[BEGIN The input]

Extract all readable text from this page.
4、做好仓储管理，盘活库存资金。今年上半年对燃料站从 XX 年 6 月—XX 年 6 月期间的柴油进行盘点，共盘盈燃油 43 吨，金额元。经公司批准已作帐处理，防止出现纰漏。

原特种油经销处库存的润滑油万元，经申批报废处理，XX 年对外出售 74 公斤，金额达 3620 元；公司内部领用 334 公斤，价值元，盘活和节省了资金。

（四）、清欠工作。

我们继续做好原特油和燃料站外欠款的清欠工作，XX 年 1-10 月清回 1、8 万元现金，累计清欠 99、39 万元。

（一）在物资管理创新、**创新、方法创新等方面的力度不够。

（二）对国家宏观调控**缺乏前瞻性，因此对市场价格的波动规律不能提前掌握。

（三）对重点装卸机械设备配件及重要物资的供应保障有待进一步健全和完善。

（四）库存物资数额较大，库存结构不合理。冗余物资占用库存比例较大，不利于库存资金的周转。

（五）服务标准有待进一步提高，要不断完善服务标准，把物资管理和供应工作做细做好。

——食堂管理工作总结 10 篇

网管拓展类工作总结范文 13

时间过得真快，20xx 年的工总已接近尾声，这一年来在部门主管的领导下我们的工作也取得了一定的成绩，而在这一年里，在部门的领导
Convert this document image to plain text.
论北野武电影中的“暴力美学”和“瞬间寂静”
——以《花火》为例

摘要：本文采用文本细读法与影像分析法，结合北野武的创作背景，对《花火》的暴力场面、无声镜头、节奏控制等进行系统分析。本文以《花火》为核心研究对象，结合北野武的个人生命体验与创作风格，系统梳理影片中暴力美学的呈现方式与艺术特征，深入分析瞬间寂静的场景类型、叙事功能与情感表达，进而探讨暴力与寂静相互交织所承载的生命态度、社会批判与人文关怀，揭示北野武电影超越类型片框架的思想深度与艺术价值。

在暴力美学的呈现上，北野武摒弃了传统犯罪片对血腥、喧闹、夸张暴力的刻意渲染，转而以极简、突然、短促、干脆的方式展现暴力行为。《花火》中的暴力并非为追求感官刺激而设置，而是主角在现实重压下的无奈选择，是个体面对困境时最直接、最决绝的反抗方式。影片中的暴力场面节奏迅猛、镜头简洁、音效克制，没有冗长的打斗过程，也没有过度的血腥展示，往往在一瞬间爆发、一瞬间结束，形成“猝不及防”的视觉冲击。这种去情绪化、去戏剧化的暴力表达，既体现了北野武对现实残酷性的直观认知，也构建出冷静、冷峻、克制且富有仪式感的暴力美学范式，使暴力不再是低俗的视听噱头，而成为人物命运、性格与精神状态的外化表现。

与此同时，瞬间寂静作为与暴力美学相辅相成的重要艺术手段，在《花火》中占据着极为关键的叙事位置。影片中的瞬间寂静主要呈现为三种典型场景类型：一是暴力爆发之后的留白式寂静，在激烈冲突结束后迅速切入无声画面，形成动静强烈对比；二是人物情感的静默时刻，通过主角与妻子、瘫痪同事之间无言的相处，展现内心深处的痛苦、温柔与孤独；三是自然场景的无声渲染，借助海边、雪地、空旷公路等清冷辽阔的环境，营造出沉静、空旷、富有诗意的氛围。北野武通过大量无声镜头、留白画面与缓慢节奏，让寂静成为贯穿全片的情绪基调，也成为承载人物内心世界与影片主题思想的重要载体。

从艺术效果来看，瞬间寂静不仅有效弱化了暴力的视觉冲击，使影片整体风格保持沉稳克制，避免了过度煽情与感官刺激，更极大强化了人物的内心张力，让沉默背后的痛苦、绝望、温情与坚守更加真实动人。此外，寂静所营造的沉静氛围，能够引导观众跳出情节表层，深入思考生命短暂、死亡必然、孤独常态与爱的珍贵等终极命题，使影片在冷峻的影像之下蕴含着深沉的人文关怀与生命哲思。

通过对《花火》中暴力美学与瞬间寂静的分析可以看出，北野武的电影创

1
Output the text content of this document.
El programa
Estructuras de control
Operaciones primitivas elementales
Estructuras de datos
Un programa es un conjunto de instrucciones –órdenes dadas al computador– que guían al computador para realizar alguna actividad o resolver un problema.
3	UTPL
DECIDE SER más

[END The input]

== Requirement ==
For each line above that contains the word "Estructuras", copy that line.

== Exercise response ==
Estructuras de control
Estructuras de datos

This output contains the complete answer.